===== Input

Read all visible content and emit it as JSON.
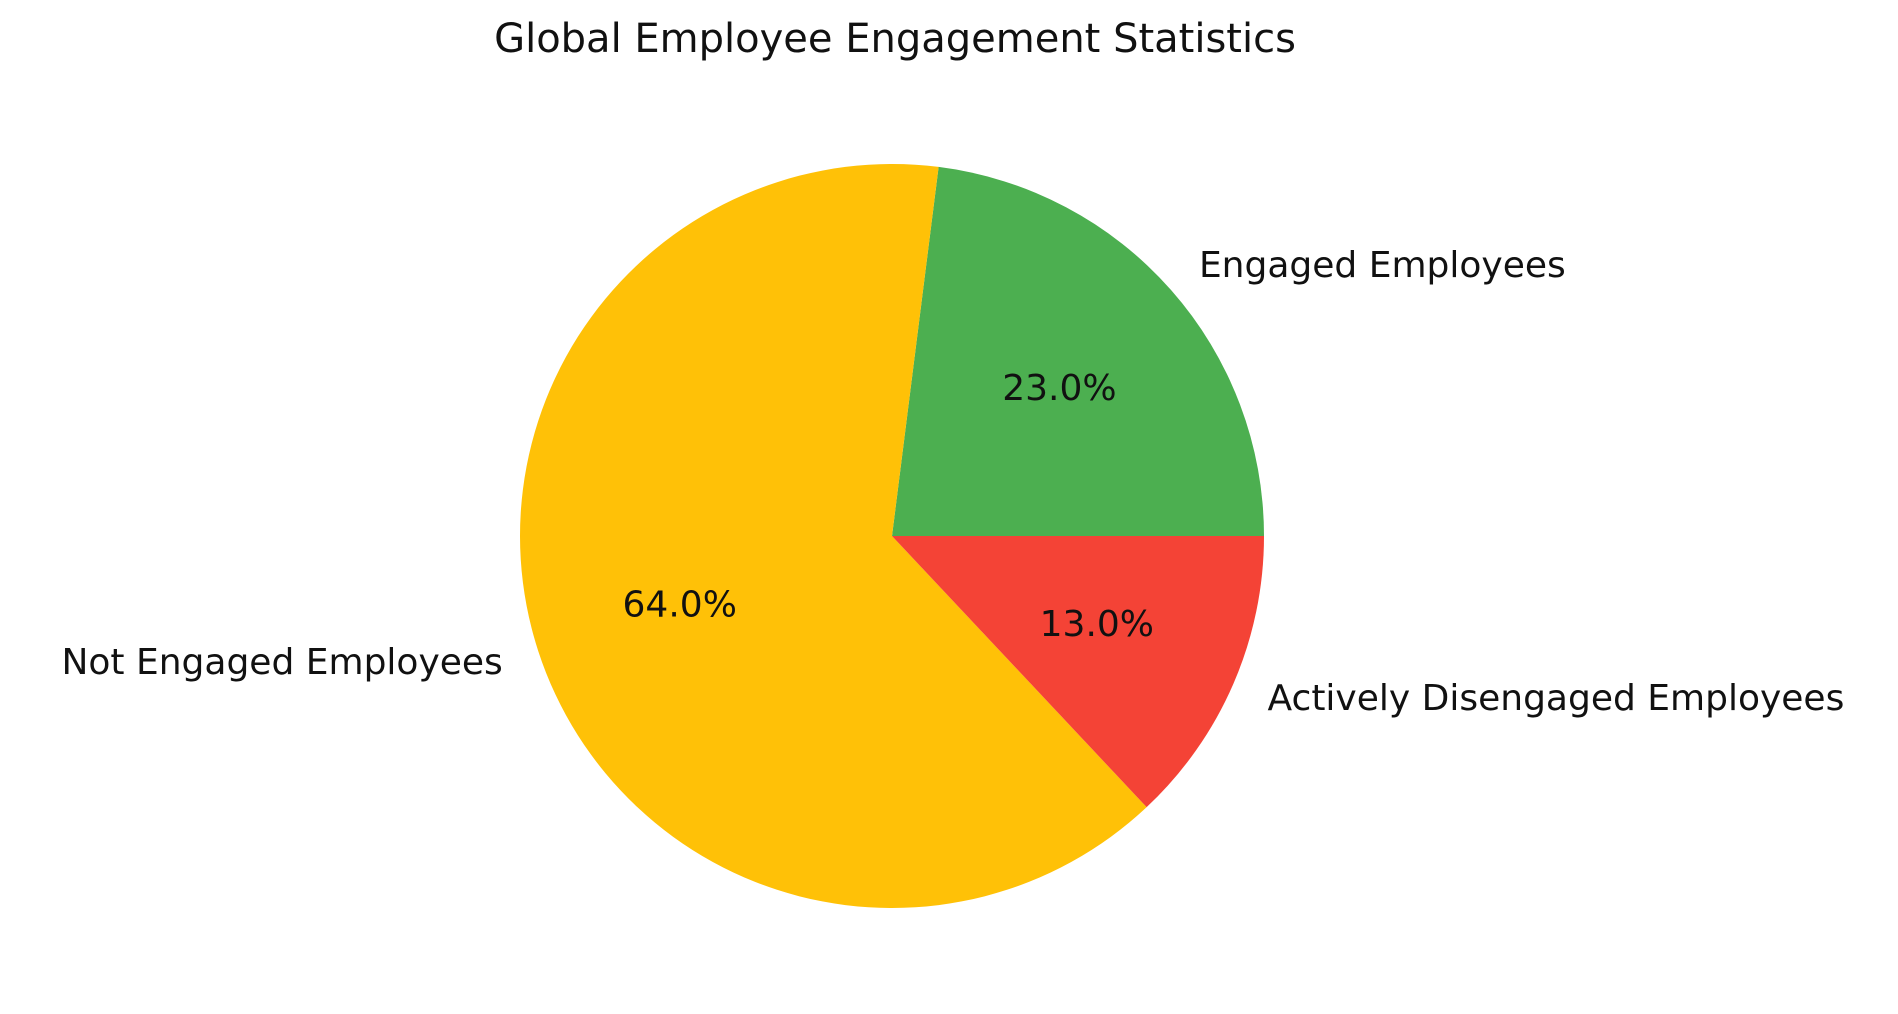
{
  "chart_data": {
    "type": "pie",
    "title": "Global Employee Engagement Statistics",
    "slices": [
      {
        "label": "Engaged Employees",
        "value": 23.0,
        "pct_text": "23.0%",
        "color": "#4CAF50"
      },
      {
        "label": "Not Engaged Employees",
        "value": 64.0,
        "pct_text": "64.0%",
        "color": "#FFC107"
      },
      {
        "label": "Actively Disengaged Employees",
        "value": 13.0,
        "pct_text": "13.0%",
        "color": "#F44336"
      }
    ],
    "start_angle_deg": 0,
    "direction": "counterclockwise",
    "legend": "none"
  }
}
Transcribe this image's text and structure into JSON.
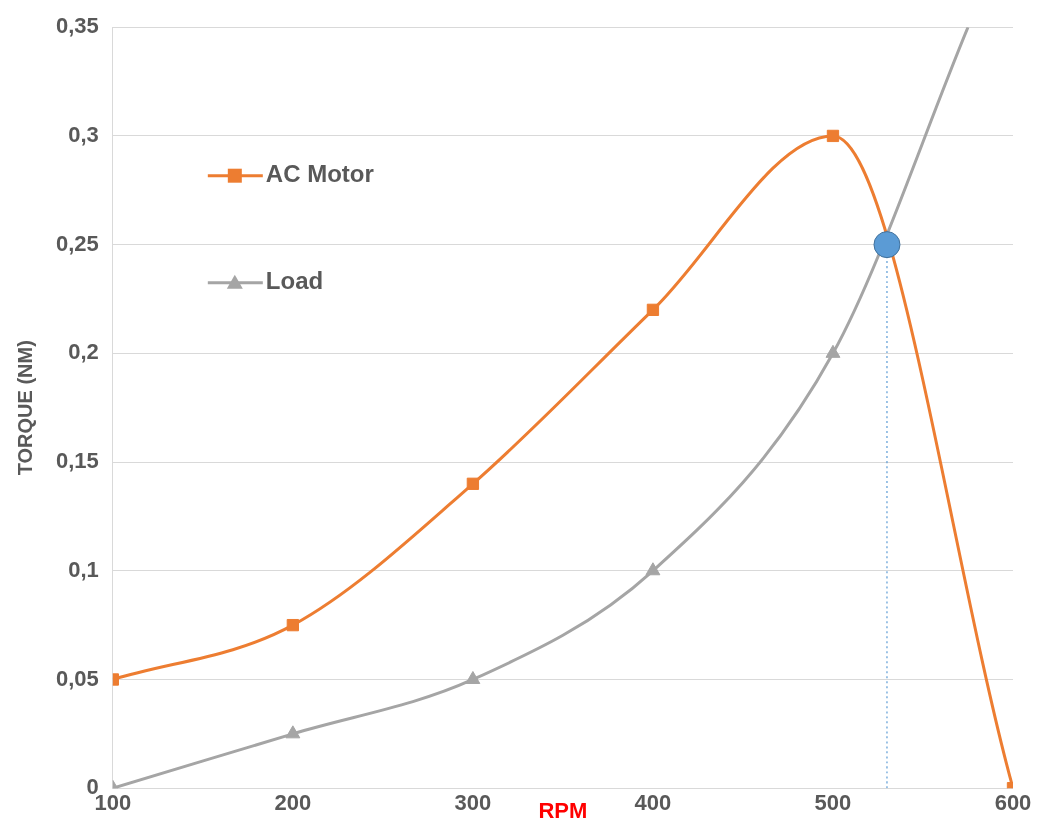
{
  "chart_data": {
    "type": "line",
    "xlabel": "RPM",
    "ylabel": "TORQUE (NM)",
    "x": [
      100,
      200,
      300,
      400,
      500,
      600
    ],
    "xlim": [
      100,
      600
    ],
    "xticks": [
      100,
      200,
      300,
      400,
      500,
      600
    ],
    "ylim": [
      0,
      0.35
    ],
    "yticks": [
      {
        "value": 0,
        "label": "0"
      },
      {
        "value": 0.05,
        "label": "0,05"
      },
      {
        "value": 0.1,
        "label": "0,1"
      },
      {
        "value": 0.15,
        "label": "0,15"
      },
      {
        "value": 0.2,
        "label": "0,2"
      },
      {
        "value": 0.25,
        "label": "0,25"
      },
      {
        "value": 0.3,
        "label": "0,3"
      },
      {
        "value": 0.35,
        "label": "0,35"
      }
    ],
    "grid": "y",
    "legend": "left",
    "series": [
      {
        "name": "AC Motor",
        "color": "#ed7d31",
        "marker": "square",
        "values": [
          0.05,
          0.075,
          0.14,
          0.22,
          0.3,
          0
        ]
      },
      {
        "name": "Load",
        "color": "#a5a5a5",
        "marker": "triangle",
        "x": [
          100,
          200,
          300,
          400,
          500,
          575
        ],
        "values": [
          0,
          0.025,
          0.05,
          0.1,
          0.2,
          0.35
        ]
      },
      {
        "type": "line",
        "color": "#5b9bd5",
        "marker": "none",
        "line_style": "dotted",
        "x": [
          530,
          530
        ],
        "values": [
          0,
          0.25
        ]
      },
      {
        "type": "scatter",
        "color": "#5b9bd5",
        "marker": "circle",
        "x": [
          530
        ],
        "values": [
          0.25
        ]
      }
    ]
  }
}
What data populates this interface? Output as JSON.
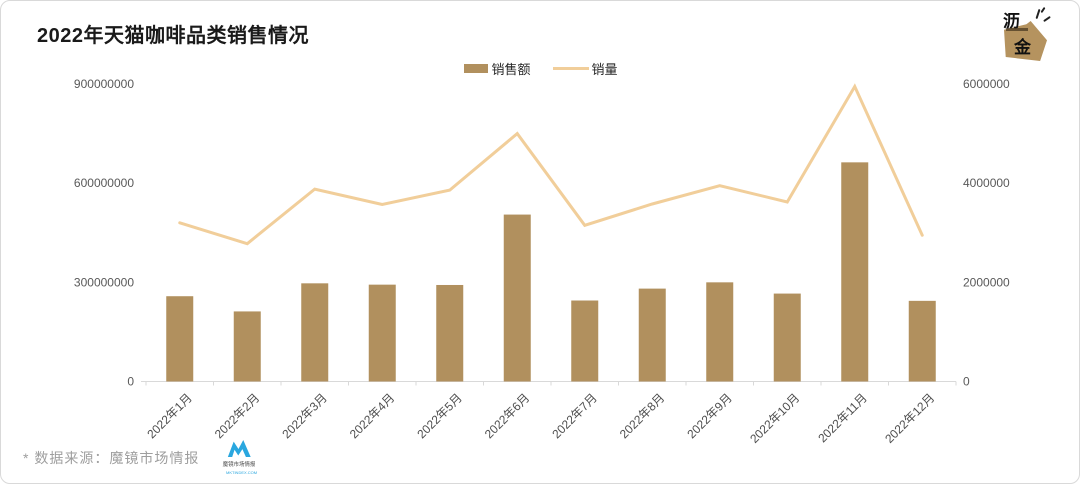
{
  "card": {
    "title": "2022年天猫咖啡品类销售情况"
  },
  "brand_logo": {
    "char_top": "沥",
    "char_bottom": "金",
    "color": "#B5935F"
  },
  "chart_data": {
    "type": "bar",
    "combo": "bar+line, dual y-axis",
    "title": "2022年天猫咖啡品类销售情况",
    "categories": [
      "2022年1月",
      "2022年2月",
      "2022年3月",
      "2022年4月",
      "2022年5月",
      "2022年6月",
      "2022年7月",
      "2022年8月",
      "2022年9月",
      "2022年10月",
      "2022年11月",
      "2022年12月"
    ],
    "series": [
      {
        "name": "销售额",
        "type": "bar",
        "axis": "left",
        "color": "#B1905E",
        "values": [
          258000000,
          212000000,
          297000000,
          293000000,
          292000000,
          505000000,
          245000000,
          281000000,
          300000000,
          266000000,
          663000000,
          244000000
        ]
      },
      {
        "name": "销量",
        "type": "line",
        "axis": "right",
        "color": "#F1CE9A",
        "values": [
          3200000,
          2780000,
          3880000,
          3570000,
          3860000,
          5000000,
          3150000,
          3580000,
          3950000,
          3620000,
          5950000,
          2950000
        ]
      }
    ],
    "left_axis": {
      "min": 0,
      "max": 900000000,
      "ticks": [
        0,
        300000000,
        600000000,
        900000000
      ]
    },
    "right_axis": {
      "min": 0,
      "max": 6000000,
      "ticks": [
        0,
        2000000,
        4000000,
        6000000
      ]
    },
    "xlabel": "",
    "ylabel_left": "",
    "ylabel_right": "",
    "grid": false,
    "legend_position": "top-center",
    "x_label_rotation": -45
  },
  "footer": {
    "source_note": "* 数据来源：魔镜市场情报",
    "logo_letter": "M",
    "logo_color": "#2AA7DF",
    "logo_caption": "魔镜市场情报",
    "logo_subcaption": "MKTINDEX.COM"
  }
}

==========

Pictures stay out of the copy; please restate every record above exactly.

Read all visible content and emit it as JSON.
{
  "chart_data": {
    "type": "pie",
    "title": "Global Employee Engagement Statistics",
    "slices": [
      {
        "label": "Engaged Employees",
        "value": 23.0,
        "pct_text": "23.0%",
        "color": "#4CAF50"
      },
      {
        "label": "Not Engaged Employees",
        "value": 64.0,
        "pct_text": "64.0%",
        "color": "#FFC107"
      },
      {
        "label": "Actively Disengaged Employees",
        "value": 13.0,
        "pct_text": "13.0%",
        "color": "#F44336"
      }
    ],
    "start_angle_deg": 0,
    "direction": "counterclockwise",
    "legend": "none"
  }
}
Transcribe this image's text and structure into JSON.
{
  "chart_data": {
    "type": "line",
    "xlabel": "RPM",
    "ylabel": "TORQUE (NM)",
    "x": [
      100,
      200,
      300,
      400,
      500,
      600
    ],
    "xlim": [
      100,
      600
    ],
    "xticks": [
      100,
      200,
      300,
      400,
      500,
      600
    ],
    "ylim": [
      0,
      0.35
    ],
    "yticks": [
      {
        "value": 0,
        "label": "0"
      },
      {
        "value": 0.05,
        "label": "0,05"
      },
      {
        "value": 0.1,
        "label": "0,1"
      },
      {
        "value": 0.15,
        "label": "0,15"
      },
      {
        "value": 0.2,
        "label": "0,2"
      },
      {
        "value": 0.25,
        "label": "0,25"
      },
      {
        "value": 0.3,
        "label": "0,3"
      },
      {
        "value": 0.35,
        "label": "0,35"
      }
    ],
    "grid": "y",
    "legend": "left",
    "series": [
      {
        "name": "AC Motor",
        "color": "#ed7d31",
        "marker": "square",
        "values": [
          0.05,
          0.075,
          0.14,
          0.22,
          0.3,
          0
        ]
      },
      {
        "name": "Load",
        "color": "#a5a5a5",
        "marker": "triangle",
        "x": [
          100,
          200,
          300,
          400,
          500,
          575
        ],
        "values": [
          0,
          0.025,
          0.05,
          0.1,
          0.2,
          0.35
        ]
      },
      {
        "type": "line",
        "color": "#5b9bd5",
        "marker": "none",
        "line_style": "dotted",
        "x": [
          530,
          530
        ],
        "values": [
          0,
          0.25
        ]
      },
      {
        "type": "scatter",
        "color": "#5b9bd5",
        "marker": "circle",
        "x": [
          530
        ],
        "values": [
          0.25
        ]
      }
    ]
  }
}
What data populates this interface? Output as JSON.
{
  "card": {
    "title": "2022年天猫咖啡品类销售情况"
  },
  "brand_logo": {
    "char_top": "沥",
    "char_bottom": "金",
    "color": "#B5935F"
  },
  "chart_data": {
    "type": "bar",
    "combo": "bar+line, dual y-axis",
    "title": "2022年天猫咖啡品类销售情况",
    "categories": [
      "2022年1月",
      "2022年2月",
      "2022年3月",
      "2022年4月",
      "2022年5月",
      "2022年6月",
      "2022年7月",
      "2022年8月",
      "2022年9月",
      "2022年10月",
      "2022年11月",
      "2022年12月"
    ],
    "series": [
      {
        "name": "销售额",
        "type": "bar",
        "axis": "left",
        "color": "#B1905E",
        "values": [
          258000000,
          212000000,
          297000000,
          293000000,
          292000000,
          505000000,
          245000000,
          281000000,
          300000000,
          266000000,
          663000000,
          244000000
        ]
      },
      {
        "name": "销量",
        "type": "line",
        "axis": "right",
        "color": "#F1CE9A",
        "values": [
          3200000,
          2780000,
          3880000,
          3570000,
          3860000,
          5000000,
          3150000,
          3580000,
          3950000,
          3620000,
          5950000,
          2950000
        ]
      }
    ],
    "left_axis": {
      "min": 0,
      "max": 900000000,
      "ticks": [
        0,
        300000000,
        600000000,
        900000000
      ]
    },
    "right_axis": {
      "min": 0,
      "max": 6000000,
      "ticks": [
        0,
        2000000,
        4000000,
        6000000
      ]
    },
    "xlabel": "",
    "ylabel_left": "",
    "ylabel_right": "",
    "grid": false,
    "legend_position": "top-center",
    "x_label_rotation": -45
  },
  "footer": {
    "source_note": "* 数据来源：魔镜市场情报",
    "logo_letter": "M",
    "logo_color": "#2AA7DF",
    "logo_caption": "魔镜市场情报",
    "logo_subcaption": "MKTINDEX.COM"
  }
}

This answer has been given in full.